▶ Goal
Retype the listing that follows, word for word.

▶ Records to use
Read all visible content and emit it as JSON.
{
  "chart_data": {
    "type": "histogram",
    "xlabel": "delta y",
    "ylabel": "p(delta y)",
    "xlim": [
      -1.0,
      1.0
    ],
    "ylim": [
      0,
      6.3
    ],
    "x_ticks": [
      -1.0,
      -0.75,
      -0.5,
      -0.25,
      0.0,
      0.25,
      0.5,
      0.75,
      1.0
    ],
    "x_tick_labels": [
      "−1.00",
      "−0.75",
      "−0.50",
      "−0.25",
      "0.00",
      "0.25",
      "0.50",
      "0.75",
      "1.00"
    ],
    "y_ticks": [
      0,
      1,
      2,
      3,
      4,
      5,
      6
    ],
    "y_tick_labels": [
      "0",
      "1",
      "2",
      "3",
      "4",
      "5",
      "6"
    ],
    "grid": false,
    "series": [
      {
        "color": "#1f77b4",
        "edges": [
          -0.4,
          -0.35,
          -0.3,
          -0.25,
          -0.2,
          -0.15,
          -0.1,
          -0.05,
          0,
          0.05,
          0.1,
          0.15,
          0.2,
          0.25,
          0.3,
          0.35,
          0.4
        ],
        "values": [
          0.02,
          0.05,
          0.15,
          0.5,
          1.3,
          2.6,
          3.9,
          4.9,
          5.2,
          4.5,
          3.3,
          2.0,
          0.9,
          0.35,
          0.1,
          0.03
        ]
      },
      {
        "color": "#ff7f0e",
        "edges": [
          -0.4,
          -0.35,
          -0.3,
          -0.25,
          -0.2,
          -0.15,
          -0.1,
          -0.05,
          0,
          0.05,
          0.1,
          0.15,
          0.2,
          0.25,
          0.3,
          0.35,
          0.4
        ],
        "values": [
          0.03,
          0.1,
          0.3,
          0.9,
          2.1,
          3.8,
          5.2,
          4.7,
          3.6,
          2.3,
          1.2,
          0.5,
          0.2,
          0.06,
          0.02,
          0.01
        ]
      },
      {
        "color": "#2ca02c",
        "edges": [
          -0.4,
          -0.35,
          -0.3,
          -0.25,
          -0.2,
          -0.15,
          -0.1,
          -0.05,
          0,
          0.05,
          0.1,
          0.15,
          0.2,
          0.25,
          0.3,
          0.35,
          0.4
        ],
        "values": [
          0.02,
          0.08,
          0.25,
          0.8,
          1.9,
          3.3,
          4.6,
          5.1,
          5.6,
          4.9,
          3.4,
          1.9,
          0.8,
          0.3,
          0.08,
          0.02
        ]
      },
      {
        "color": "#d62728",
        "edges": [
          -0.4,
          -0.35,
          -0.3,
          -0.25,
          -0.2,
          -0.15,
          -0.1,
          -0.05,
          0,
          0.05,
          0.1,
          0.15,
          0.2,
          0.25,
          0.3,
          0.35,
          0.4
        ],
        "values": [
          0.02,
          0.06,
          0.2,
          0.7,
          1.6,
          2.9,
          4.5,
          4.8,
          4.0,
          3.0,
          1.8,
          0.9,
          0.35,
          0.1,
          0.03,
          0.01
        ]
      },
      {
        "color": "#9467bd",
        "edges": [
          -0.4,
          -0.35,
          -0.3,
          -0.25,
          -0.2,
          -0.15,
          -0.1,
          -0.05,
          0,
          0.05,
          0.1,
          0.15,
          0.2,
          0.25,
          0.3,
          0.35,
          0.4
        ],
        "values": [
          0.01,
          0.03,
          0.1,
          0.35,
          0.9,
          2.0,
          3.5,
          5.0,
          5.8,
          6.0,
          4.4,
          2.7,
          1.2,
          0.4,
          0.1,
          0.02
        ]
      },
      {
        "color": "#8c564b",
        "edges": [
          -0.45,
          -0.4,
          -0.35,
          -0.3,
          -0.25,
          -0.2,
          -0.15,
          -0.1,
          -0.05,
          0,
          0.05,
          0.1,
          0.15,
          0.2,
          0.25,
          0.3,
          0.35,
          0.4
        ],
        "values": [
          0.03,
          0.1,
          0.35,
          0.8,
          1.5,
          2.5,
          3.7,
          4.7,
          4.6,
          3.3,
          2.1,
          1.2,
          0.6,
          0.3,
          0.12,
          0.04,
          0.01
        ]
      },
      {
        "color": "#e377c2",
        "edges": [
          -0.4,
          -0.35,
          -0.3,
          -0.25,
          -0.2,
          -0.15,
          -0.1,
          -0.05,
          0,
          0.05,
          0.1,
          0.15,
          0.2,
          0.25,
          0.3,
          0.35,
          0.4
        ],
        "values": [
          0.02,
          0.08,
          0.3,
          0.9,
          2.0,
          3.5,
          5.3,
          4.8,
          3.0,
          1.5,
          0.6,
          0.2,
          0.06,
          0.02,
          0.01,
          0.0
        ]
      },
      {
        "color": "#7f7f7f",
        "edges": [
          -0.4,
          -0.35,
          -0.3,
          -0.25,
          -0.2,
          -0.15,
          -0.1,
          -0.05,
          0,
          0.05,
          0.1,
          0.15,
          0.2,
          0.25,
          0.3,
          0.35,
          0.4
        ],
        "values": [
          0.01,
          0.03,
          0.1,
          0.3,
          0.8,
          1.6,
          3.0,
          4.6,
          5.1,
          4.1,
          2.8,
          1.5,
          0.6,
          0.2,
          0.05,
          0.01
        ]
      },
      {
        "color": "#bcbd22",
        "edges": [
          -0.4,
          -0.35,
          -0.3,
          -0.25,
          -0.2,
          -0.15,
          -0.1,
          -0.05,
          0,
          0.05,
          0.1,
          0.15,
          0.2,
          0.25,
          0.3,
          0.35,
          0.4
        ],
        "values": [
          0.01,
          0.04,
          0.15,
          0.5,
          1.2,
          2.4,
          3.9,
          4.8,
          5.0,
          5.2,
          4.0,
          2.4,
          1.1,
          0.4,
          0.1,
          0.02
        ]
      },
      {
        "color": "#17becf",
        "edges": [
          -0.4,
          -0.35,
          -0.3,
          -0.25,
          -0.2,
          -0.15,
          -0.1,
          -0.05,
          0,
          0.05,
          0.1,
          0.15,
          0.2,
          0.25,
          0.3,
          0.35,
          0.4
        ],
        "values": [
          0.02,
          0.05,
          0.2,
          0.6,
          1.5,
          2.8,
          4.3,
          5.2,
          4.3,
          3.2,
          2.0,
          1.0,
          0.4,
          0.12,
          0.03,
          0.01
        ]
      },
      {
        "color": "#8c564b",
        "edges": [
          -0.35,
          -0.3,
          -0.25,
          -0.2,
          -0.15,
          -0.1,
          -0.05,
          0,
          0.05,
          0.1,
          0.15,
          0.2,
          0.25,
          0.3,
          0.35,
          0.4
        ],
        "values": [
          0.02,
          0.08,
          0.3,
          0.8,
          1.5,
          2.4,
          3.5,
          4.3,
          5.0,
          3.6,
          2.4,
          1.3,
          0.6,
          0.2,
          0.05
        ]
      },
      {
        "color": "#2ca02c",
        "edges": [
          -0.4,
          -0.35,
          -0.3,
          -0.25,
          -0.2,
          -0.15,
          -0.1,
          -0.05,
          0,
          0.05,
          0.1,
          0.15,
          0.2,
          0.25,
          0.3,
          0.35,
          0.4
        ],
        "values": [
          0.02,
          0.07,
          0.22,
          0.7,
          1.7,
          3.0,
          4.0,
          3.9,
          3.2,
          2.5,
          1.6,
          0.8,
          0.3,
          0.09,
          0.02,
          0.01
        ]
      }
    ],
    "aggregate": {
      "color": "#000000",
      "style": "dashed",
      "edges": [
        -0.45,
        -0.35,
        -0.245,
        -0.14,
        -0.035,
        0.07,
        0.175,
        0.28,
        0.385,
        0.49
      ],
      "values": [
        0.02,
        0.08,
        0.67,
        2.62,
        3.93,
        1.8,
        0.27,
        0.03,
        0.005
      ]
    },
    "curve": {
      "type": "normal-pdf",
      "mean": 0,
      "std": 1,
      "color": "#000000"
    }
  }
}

▶ Output for this exercise
Read all visible content and emit it as JSON.
{
  "chart_data": {
    "type": "histogram",
    "xlabel": "delta y",
    "ylabel": "p(delta y)",
    "xlim": [
      -1.0,
      1.0
    ],
    "ylim": [
      0,
      6.3
    ],
    "x_ticks": [
      -1.0,
      -0.75,
      -0.5,
      -0.25,
      0.0,
      0.25,
      0.5,
      0.75,
      1.0
    ],
    "x_tick_labels": [
      "−1.00",
      "−0.75",
      "−0.50",
      "−0.25",
      "0.00",
      "0.25",
      "0.50",
      "0.75",
      "1.00"
    ],
    "y_ticks": [
      0,
      1,
      2,
      3,
      4,
      5,
      6
    ],
    "y_tick_labels": [
      "0",
      "1",
      "2",
      "3",
      "4",
      "5",
      "6"
    ],
    "grid": false,
    "series": [
      {
        "color": "#1f77b4",
        "edges": [
          -0.4,
          -0.35,
          -0.3,
          -0.25,
          -0.2,
          -0.15,
          -0.1,
          -0.05,
          0,
          0.05,
          0.1,
          0.15,
          0.2,
          0.25,
          0.3,
          0.35,
          0.4
        ],
        "values": [
          0.02,
          0.05,
          0.15,
          0.5,
          1.3,
          2.6,
          3.9,
          4.9,
          5.2,
          4.5,
          3.3,
          2.0,
          0.9,
          0.35,
          0.1,
          0.03
        ]
      },
      {
        "color": "#ff7f0e",
        "edges": [
          -0.4,
          -0.35,
          -0.3,
          -0.25,
          -0.2,
          -0.15,
          -0.1,
          -0.05,
          0,
          0.05,
          0.1,
          0.15,
          0.2,
          0.25,
          0.3,
          0.35,
          0.4
        ],
        "values": [
          0.03,
          0.1,
          0.3,
          0.9,
          2.1,
          3.8,
          5.2,
          4.7,
          3.6,
          2.3,
          1.2,
          0.5,
          0.2,
          0.06,
          0.02,
          0.01
        ]
      },
      {
        "color": "#2ca02c",
        "edges": [
          -0.4,
          -0.35,
          -0.3,
          -0.25,
          -0.2,
          -0.15,
          -0.1,
          -0.05,
          0,
          0.05,
          0.1,
          0.15,
          0.2,
          0.25,
          0.3,
          0.35,
          0.4
        ],
        "values": [
          0.02,
          0.08,
          0.25,
          0.8,
          1.9,
          3.3,
          4.6,
          5.1,
          5.6,
          4.9,
          3.4,
          1.9,
          0.8,
          0.3,
          0.08,
          0.02
        ]
      },
      {
        "color": "#d62728",
        "edges": [
          -0.4,
          -0.35,
          -0.3,
          -0.25,
          -0.2,
          -0.15,
          -0.1,
          -0.05,
          0,
          0.05,
          0.1,
          0.15,
          0.2,
          0.25,
          0.3,
          0.35,
          0.4
        ],
        "values": [
          0.02,
          0.06,
          0.2,
          0.7,
          1.6,
          2.9,
          4.5,
          4.8,
          4.0,
          3.0,
          1.8,
          0.9,
          0.35,
          0.1,
          0.03,
          0.01
        ]
      },
      {
        "color": "#9467bd",
        "edges": [
          -0.4,
          -0.35,
          -0.3,
          -0.25,
          -0.2,
          -0.15,
          -0.1,
          -0.05,
          0,
          0.05,
          0.1,
          0.15,
          0.2,
          0.25,
          0.3,
          0.35,
          0.4
        ],
        "values": [
          0.01,
          0.03,
          0.1,
          0.35,
          0.9,
          2.0,
          3.5,
          5.0,
          5.8,
          6.0,
          4.4,
          2.7,
          1.2,
          0.4,
          0.1,
          0.02
        ]
      },
      {
        "color": "#8c564b",
        "edges": [
          -0.45,
          -0.4,
          -0.35,
          -0.3,
          -0.25,
          -0.2,
          -0.15,
          -0.1,
          -0.05,
          0,
          0.05,
          0.1,
          0.15,
          0.2,
          0.25,
          0.3,
          0.35,
          0.4
        ],
        "values": [
          0.03,
          0.1,
          0.35,
          0.8,
          1.5,
          2.5,
          3.7,
          4.7,
          4.6,
          3.3,
          2.1,
          1.2,
          0.6,
          0.3,
          0.12,
          0.04,
          0.01
        ]
      },
      {
        "color": "#e377c2",
        "edges": [
          -0.4,
          -0.35,
          -0.3,
          -0.25,
          -0.2,
          -0.15,
          -0.1,
          -0.05,
          0,
          0.05,
          0.1,
          0.15,
          0.2,
          0.25,
          0.3,
          0.35,
          0.4
        ],
        "values": [
          0.02,
          0.08,
          0.3,
          0.9,
          2.0,
          3.5,
          5.3,
          4.8,
          3.0,
          1.5,
          0.6,
          0.2,
          0.06,
          0.02,
          0.01,
          0.0
        ]
      },
      {
        "color": "#7f7f7f",
        "edges": [
          -0.4,
          -0.35,
          -0.3,
          -0.25,
          -0.2,
          -0.15,
          -0.1,
          -0.05,
          0,
          0.05,
          0.1,
          0.15,
          0.2,
          0.25,
          0.3,
          0.35,
          0.4
        ],
        "values": [
          0.01,
          0.03,
          0.1,
          0.3,
          0.8,
          1.6,
          3.0,
          4.6,
          5.1,
          4.1,
          2.8,
          1.5,
          0.6,
          0.2,
          0.05,
          0.01
        ]
      },
      {
        "color": "#bcbd22",
        "edges": [
          -0.4,
          -0.35,
          -0.3,
          -0.25,
          -0.2,
          -0.15,
          -0.1,
          -0.05,
          0,
          0.05,
          0.1,
          0.15,
          0.2,
          0.25,
          0.3,
          0.35,
          0.4
        ],
        "values": [
          0.01,
          0.04,
          0.15,
          0.5,
          1.2,
          2.4,
          3.9,
          4.8,
          5.0,
          5.2,
          4.0,
          2.4,
          1.1,
          0.4,
          0.1,
          0.02
        ]
      },
      {
        "color": "#17becf",
        "edges": [
          -0.4,
          -0.35,
          -0.3,
          -0.25,
          -0.2,
          -0.15,
          -0.1,
          -0.05,
          0,
          0.05,
          0.1,
          0.15,
          0.2,
          0.25,
          0.3,
          0.35,
          0.4
        ],
        "values": [
          0.02,
          0.05,
          0.2,
          0.6,
          1.5,
          2.8,
          4.3,
          5.2,
          4.3,
          3.2,
          2.0,
          1.0,
          0.4,
          0.12,
          0.03,
          0.01
        ]
      },
      {
        "color": "#8c564b",
        "edges": [
          -0.35,
          -0.3,
          -0.25,
          -0.2,
          -0.15,
          -0.1,
          -0.05,
          0,
          0.05,
          0.1,
          0.15,
          0.2,
          0.25,
          0.3,
          0.35,
          0.4
        ],
        "values": [
          0.02,
          0.08,
          0.3,
          0.8,
          1.5,
          2.4,
          3.5,
          4.3,
          5.0,
          3.6,
          2.4,
          1.3,
          0.6,
          0.2,
          0.05
        ]
      },
      {
        "color": "#2ca02c",
        "edges": [
          -0.4,
          -0.35,
          -0.3,
          -0.25,
          -0.2,
          -0.15,
          -0.1,
          -0.05,
          0,
          0.05,
          0.1,
          0.15,
          0.2,
          0.25,
          0.3,
          0.35,
          0.4
        ],
        "values": [
          0.02,
          0.07,
          0.22,
          0.7,
          1.7,
          3.0,
          4.0,
          3.9,
          3.2,
          2.5,
          1.6,
          0.8,
          0.3,
          0.09,
          0.02,
          0.01
        ]
      }
    ],
    "aggregate": {
      "color": "#000000",
      "style": "dashed",
      "edges": [
        -0.45,
        -0.35,
        -0.245,
        -0.14,
        -0.035,
        0.07,
        0.175,
        0.28,
        0.385,
        0.49
      ],
      "values": [
        0.02,
        0.08,
        0.67,
        2.62,
        3.93,
        1.8,
        0.27,
        0.03,
        0.005
      ]
    },
    "curve": {
      "type": "normal-pdf",
      "mean": 0,
      "std": 1,
      "color": "#000000"
    }
  }
}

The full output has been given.